··· Data ···

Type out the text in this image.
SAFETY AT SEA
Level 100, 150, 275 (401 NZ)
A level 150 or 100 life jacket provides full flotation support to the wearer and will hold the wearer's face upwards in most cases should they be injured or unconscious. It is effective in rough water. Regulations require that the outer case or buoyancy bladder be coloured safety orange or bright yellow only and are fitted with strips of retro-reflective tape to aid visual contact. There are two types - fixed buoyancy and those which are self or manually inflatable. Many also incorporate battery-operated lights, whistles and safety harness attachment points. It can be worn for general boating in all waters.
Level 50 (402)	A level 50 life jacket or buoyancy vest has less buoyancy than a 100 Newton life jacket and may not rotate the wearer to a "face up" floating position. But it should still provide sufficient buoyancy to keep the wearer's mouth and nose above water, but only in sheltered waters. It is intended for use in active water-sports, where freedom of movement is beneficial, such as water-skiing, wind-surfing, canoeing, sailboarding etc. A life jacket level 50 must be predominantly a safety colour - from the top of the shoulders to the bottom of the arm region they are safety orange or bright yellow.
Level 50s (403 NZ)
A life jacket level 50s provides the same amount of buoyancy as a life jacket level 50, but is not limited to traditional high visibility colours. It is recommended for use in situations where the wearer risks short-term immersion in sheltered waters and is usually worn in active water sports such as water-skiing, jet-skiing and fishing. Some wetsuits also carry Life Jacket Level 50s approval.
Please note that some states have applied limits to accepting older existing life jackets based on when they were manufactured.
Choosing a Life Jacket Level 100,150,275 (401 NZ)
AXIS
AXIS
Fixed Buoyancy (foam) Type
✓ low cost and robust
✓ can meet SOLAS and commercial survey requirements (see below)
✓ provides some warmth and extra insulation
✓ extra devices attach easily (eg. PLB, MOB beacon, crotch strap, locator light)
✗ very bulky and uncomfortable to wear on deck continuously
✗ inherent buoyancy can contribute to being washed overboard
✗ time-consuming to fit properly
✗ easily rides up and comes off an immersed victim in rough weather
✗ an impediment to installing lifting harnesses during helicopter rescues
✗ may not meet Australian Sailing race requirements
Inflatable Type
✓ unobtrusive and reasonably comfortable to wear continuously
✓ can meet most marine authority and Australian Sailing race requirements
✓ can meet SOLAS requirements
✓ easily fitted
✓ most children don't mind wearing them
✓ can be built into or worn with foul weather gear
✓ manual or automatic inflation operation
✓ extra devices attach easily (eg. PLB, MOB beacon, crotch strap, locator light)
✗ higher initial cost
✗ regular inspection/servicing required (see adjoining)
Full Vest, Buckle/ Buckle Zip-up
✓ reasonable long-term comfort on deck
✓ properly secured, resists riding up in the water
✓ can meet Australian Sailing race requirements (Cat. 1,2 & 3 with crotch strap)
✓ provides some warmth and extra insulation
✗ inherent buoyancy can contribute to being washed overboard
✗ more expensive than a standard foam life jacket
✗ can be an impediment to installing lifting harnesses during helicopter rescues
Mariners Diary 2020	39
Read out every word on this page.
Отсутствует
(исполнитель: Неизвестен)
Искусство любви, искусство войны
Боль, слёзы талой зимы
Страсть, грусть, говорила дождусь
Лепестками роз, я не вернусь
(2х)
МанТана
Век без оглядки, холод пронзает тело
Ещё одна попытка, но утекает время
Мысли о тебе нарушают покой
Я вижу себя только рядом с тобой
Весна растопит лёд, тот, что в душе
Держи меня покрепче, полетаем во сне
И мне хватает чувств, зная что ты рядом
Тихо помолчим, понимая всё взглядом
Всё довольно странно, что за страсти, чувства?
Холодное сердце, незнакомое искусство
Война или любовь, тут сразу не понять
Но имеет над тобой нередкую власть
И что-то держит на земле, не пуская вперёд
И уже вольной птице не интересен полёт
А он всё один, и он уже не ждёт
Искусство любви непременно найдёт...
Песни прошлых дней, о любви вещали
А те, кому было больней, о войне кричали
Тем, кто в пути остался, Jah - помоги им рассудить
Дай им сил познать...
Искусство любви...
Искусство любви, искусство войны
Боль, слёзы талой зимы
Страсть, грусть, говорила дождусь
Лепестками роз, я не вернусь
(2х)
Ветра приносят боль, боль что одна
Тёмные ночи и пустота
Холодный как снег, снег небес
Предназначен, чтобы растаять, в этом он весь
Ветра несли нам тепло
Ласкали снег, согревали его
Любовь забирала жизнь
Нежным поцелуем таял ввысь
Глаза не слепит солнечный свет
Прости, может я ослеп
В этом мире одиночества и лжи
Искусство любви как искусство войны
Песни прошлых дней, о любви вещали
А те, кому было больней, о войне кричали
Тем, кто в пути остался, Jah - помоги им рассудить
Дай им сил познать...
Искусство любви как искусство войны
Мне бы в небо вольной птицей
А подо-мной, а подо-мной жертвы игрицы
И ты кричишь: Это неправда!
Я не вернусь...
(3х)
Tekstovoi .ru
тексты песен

···

**Given request**: Lines holding the word "weather" in the entries above are the ones to pull out. Copy them all.

**Response**:
✗ easily rides up and comes off an immersed victim in rough weather
✓ can be built into or worn with foul weather gear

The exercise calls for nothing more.